**GOAL OF THE EXERCISE:**
Pick out all lines of the entries that include the word "name" and copy them.
-- Begin INPUT ROWS --
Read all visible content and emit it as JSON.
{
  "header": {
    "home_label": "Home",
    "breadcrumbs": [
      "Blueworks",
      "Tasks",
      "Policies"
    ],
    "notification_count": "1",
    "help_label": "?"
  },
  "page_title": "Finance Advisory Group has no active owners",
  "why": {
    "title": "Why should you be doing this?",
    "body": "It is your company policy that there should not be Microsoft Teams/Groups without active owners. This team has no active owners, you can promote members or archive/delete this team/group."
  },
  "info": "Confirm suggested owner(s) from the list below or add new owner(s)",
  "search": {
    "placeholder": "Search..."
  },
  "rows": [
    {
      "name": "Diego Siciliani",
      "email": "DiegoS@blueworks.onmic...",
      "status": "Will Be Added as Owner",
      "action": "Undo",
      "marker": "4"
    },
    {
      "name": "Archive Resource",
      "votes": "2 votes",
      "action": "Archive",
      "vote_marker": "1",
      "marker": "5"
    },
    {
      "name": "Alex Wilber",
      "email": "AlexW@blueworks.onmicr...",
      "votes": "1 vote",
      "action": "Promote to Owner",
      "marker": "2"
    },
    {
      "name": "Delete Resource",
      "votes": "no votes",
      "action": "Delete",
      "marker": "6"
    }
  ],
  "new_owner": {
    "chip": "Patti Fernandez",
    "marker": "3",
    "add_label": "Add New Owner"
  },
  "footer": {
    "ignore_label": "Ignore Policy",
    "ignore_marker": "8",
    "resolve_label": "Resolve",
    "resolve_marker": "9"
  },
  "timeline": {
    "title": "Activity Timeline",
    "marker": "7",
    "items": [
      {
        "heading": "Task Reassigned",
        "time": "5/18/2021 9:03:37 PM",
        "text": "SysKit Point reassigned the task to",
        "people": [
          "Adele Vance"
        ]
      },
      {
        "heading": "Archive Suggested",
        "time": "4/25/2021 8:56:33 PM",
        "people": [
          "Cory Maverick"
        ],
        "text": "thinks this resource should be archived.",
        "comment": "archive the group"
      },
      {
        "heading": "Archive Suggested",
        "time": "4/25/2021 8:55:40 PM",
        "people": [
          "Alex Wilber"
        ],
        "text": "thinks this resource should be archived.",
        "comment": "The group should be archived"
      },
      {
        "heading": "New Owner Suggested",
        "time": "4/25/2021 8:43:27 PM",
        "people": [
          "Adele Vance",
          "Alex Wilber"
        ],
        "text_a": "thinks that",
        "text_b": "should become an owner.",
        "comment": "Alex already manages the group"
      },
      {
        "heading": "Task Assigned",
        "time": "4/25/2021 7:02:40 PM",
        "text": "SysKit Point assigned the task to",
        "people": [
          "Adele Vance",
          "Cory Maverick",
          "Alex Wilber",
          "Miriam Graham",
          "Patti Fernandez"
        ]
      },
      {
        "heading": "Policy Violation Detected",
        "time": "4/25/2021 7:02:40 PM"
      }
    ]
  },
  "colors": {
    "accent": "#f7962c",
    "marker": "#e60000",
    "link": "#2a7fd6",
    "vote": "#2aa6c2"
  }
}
-- End INPUT ROWS --
**RESULT OF THIS TASK:**
      "name": "Diego Siciliani",
      "name": "Archive Resource",
      "name": "Alex Wilber",
      "name": "Delete Resource",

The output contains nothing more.